** Start of STORED DATA **
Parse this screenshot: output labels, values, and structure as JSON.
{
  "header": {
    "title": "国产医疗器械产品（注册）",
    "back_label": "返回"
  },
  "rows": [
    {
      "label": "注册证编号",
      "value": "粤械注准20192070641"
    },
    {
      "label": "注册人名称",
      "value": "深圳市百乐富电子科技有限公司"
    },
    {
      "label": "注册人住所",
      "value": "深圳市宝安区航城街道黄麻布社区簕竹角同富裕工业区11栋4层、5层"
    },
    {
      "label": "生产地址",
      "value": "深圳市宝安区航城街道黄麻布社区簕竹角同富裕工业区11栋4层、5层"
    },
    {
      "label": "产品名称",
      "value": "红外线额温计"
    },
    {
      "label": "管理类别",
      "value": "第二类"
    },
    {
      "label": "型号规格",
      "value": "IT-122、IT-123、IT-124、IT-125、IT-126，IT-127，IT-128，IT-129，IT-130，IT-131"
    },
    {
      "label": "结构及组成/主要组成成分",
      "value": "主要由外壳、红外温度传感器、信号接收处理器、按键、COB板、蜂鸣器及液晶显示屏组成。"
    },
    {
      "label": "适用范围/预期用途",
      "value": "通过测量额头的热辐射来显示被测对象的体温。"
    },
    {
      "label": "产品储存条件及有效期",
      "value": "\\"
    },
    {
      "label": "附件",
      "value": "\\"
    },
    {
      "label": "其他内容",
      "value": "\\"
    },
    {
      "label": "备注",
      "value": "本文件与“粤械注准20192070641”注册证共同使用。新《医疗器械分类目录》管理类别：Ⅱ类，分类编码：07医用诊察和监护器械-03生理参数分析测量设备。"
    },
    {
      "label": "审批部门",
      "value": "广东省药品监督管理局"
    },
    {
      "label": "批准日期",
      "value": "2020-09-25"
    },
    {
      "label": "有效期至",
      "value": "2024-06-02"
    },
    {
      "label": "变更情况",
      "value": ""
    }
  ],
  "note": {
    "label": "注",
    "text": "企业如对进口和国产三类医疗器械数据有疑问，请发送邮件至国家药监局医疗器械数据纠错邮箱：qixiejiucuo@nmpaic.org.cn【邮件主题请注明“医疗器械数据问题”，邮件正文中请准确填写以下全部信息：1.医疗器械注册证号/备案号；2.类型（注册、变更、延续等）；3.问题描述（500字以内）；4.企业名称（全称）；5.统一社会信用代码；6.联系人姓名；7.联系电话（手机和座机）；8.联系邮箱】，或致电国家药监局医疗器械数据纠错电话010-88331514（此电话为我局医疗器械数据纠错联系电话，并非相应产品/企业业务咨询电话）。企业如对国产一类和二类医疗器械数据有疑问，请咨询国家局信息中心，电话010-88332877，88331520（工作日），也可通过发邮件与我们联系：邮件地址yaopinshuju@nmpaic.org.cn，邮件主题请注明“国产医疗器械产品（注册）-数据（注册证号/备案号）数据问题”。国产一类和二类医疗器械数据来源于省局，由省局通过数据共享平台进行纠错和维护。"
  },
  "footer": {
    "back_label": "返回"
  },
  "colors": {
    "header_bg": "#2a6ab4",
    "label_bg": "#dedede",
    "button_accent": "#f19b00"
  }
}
** End of STORED DATA **
» YOUR TASK
Search the data above for the word "管理类别", then gather each line in which it appears.

» ANSWER FOR THE TASK
      "label": "管理类别",
      "value": "本文件与“粤械注准20192070641”注册证共同使用。新《医疗器械分类目录》管理类别：Ⅱ类，分类编码：07医用诊察和监护器械-03生理参数分析测量设备。"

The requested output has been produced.